- **REQUIRED WORK**
Reproduce each of the following rows verbatim, keeping every character unchanged.
* Start *
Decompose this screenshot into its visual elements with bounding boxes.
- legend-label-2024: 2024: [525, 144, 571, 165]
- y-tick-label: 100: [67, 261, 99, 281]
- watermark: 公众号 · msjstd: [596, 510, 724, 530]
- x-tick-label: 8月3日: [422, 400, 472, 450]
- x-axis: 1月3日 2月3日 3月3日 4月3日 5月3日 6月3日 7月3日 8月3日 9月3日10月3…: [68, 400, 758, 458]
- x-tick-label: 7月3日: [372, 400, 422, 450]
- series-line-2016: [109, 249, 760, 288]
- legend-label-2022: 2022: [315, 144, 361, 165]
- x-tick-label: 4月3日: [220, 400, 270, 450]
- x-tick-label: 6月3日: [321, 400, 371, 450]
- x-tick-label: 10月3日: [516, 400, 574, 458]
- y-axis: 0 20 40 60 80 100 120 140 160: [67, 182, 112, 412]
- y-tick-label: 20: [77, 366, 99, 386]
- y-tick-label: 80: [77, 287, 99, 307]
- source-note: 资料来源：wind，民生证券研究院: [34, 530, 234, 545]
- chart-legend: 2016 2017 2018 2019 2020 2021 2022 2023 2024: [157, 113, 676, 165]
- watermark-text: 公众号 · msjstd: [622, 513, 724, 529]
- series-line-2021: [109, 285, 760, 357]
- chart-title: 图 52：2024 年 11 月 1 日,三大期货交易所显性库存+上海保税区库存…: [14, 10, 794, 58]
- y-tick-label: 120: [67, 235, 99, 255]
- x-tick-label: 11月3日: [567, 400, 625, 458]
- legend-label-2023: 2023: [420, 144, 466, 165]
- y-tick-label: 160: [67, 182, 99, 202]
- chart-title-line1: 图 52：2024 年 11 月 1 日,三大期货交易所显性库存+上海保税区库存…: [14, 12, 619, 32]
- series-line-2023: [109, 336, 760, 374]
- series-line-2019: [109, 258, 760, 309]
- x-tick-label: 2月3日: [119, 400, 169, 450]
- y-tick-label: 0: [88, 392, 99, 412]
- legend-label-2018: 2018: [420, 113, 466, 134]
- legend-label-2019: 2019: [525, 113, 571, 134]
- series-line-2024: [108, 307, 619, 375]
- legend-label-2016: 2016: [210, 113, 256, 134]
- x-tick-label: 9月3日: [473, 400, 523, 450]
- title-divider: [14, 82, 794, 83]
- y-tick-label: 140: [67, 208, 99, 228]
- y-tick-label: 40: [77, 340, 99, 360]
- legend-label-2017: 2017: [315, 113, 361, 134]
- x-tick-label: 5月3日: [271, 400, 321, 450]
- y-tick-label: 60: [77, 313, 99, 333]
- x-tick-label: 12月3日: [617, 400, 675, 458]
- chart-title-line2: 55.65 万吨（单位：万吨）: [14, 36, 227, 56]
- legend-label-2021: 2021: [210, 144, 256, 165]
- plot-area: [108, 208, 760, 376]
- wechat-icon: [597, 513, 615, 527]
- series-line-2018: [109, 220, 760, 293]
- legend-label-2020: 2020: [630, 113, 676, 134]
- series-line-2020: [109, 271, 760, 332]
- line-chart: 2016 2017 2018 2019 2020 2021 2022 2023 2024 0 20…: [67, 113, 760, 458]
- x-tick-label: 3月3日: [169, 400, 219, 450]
* End *
- **ANSWER TO THIS EXERCISE**
Decompose this screenshot into its visual elements with bounding boxes.
- legend-label-2024: 2024: [525, 144, 571, 165]
- y-tick-label: 100: [67, 261, 99, 281]
- watermark: 公众号 · msjstd: [596, 510, 724, 530]
- x-tick-label: 8月3日: [422, 400, 472, 450]
- x-axis: 1月3日 2月3日 3月3日 4月3日 5月3日 6月3日 7月3日 8月3日 9月3日10月3…: [68, 400, 758, 458]
- x-tick-label: 7月3日: [372, 400, 422, 450]
- series-line-2016: [109, 249, 760, 288]
- legend-label-2022: 2022: [315, 144, 361, 165]
- x-tick-label: 4月3日: [220, 400, 270, 450]
- x-tick-label: 6月3日: [321, 400, 371, 450]
- x-tick-label: 10月3日: [516, 400, 574, 458]
- y-axis: 0 20 40 60 80 100 120 140 160: [67, 182, 112, 412]
- y-tick-label: 20: [77, 366, 99, 386]
- y-tick-label: 80: [77, 287, 99, 307]
- source-note: 资料来源：wind，民生证券研究院: [34, 530, 234, 545]
- chart-legend: 2016 2017 2018 2019 2020 2021 2022 2023 2024: [157, 113, 676, 165]
- watermark-text: 公众号 · msjstd: [622, 513, 724, 529]
- series-line-2021: [109, 285, 760, 357]
- chart-title: 图 52：2024 年 11 月 1 日,三大期货交易所显性库存+上海保税区库存…: [14, 10, 794, 58]
- y-tick-label: 120: [67, 235, 99, 255]
- x-tick-label: 11月3日: [567, 400, 625, 458]
- legend-label-2023: 2023: [420, 144, 466, 165]
- y-tick-label: 160: [67, 182, 99, 202]
- chart-title-line1: 图 52：2024 年 11 月 1 日,三大期货交易所显性库存+上海保税区库存…: [14, 12, 619, 32]
- series-line-2023: [109, 336, 760, 374]
- series-line-2019: [109, 258, 760, 309]
- x-tick-label: 2月3日: [119, 400, 169, 450]
- y-tick-label: 0: [88, 392, 99, 412]
- legend-label-2018: 2018: [420, 113, 466, 134]
- legend-label-2019: 2019: [525, 113, 571, 134]
- series-line-2024: [108, 307, 619, 375]
- legend-label-2016: 2016: [210, 113, 256, 134]
- x-tick-label: 9月3日: [473, 400, 523, 450]
- title-divider: [14, 82, 794, 83]
- y-tick-label: 140: [67, 208, 99, 228]
- y-tick-label: 40: [77, 340, 99, 360]
- legend-label-2017: 2017: [315, 113, 361, 134]
- x-tick-label: 5月3日: [271, 400, 321, 450]
- y-tick-label: 60: [77, 313, 99, 333]
- x-tick-label: 12月3日: [617, 400, 675, 458]
- chart-title-line2: 55.65 万吨（单位：万吨）: [14, 36, 227, 56]
- legend-label-2021: 2021: [210, 144, 256, 165]
- plot-area: [108, 208, 760, 376]
- wechat-icon: [597, 513, 615, 527]
- series-line-2018: [109, 220, 760, 293]
- legend-label-2020: 2020: [630, 113, 676, 134]
- series-line-2020: [109, 271, 760, 332]
- line-chart: 2016 2017 2018 2019 2020 2021 2022 2023 2024 0 20…: [67, 113, 760, 458]
- x-tick-label: 3月3日: [169, 400, 219, 450]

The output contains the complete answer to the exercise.